**WHAT NEEDS TO BE DONE**
Filter the entries that follow, copying every line in which the word "screenshot" appears.

**SOURCE DATA**
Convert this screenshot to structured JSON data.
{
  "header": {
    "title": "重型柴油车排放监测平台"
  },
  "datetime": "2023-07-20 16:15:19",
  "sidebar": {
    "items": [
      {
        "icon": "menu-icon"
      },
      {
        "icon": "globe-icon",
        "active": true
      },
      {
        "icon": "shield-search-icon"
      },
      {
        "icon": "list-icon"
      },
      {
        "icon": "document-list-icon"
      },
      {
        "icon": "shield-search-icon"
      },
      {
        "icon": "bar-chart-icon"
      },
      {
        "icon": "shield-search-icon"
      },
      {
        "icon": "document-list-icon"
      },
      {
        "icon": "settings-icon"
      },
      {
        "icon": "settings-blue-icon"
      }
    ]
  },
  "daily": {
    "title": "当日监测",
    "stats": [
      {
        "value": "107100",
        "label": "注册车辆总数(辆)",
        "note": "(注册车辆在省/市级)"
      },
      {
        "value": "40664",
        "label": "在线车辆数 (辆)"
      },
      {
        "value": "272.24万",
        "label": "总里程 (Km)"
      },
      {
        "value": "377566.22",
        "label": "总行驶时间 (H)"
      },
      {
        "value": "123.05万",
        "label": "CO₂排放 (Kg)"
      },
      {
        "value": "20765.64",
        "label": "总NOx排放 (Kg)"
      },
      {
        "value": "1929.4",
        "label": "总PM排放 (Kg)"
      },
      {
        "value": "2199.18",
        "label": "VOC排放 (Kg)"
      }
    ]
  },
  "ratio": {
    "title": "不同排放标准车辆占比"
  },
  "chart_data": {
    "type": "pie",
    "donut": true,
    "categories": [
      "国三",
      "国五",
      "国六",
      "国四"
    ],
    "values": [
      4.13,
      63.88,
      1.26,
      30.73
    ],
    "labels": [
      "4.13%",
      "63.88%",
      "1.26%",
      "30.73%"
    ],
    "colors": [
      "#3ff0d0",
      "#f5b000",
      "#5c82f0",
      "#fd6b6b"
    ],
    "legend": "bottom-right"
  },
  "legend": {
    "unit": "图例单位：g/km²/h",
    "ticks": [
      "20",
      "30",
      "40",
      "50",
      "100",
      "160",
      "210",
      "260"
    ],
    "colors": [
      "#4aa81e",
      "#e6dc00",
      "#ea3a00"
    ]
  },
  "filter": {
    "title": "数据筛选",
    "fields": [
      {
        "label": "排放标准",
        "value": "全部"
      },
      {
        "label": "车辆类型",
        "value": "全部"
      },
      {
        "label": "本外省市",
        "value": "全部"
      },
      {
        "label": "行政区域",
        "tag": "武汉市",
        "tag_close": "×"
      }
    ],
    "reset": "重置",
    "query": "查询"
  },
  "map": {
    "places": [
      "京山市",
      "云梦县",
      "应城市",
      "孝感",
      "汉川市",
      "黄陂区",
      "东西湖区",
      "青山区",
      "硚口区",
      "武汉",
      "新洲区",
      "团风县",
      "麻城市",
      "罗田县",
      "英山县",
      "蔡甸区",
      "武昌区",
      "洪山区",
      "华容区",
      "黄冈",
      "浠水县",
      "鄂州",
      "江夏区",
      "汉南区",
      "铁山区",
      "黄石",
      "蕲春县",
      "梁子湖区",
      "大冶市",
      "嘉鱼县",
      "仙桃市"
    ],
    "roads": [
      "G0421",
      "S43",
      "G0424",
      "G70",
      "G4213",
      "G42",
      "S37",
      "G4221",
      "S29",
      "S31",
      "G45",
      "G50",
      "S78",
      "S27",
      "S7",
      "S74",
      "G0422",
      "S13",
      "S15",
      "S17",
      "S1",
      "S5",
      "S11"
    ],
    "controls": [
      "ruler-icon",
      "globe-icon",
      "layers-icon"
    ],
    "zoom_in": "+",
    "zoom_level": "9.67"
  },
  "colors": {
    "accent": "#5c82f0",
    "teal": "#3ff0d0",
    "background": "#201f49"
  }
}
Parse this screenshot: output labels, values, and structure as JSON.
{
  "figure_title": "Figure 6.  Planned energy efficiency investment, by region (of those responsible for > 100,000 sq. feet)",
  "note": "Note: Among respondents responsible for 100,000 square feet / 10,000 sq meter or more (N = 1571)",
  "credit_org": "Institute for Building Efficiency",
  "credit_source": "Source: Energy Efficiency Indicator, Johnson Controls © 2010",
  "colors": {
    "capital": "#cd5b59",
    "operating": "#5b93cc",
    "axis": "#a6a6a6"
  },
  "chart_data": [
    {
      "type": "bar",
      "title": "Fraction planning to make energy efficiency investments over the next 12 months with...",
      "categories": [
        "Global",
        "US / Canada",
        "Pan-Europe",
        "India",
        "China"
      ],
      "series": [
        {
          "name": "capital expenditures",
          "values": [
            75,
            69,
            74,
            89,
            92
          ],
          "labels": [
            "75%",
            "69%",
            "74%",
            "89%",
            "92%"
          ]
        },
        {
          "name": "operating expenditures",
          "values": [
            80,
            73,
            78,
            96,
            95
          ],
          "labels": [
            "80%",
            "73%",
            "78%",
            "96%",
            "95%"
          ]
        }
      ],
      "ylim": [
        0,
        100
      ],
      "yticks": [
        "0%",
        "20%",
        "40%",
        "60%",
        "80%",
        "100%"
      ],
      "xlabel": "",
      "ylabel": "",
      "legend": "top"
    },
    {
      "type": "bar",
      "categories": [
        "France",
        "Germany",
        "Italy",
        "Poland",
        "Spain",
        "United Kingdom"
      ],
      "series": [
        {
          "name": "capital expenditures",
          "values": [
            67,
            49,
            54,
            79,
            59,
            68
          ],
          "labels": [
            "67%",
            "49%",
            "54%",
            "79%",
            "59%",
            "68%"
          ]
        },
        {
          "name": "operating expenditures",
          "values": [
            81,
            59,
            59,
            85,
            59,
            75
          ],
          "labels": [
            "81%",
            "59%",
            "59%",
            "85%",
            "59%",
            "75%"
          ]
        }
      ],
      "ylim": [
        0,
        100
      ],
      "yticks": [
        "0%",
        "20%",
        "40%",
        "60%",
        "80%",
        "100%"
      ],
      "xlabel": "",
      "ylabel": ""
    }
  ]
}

**COMPLETE RESPONSE**
Convert this screenshot to structured JSON data.
Parse this screenshot: output labels, values, and structure as JSON.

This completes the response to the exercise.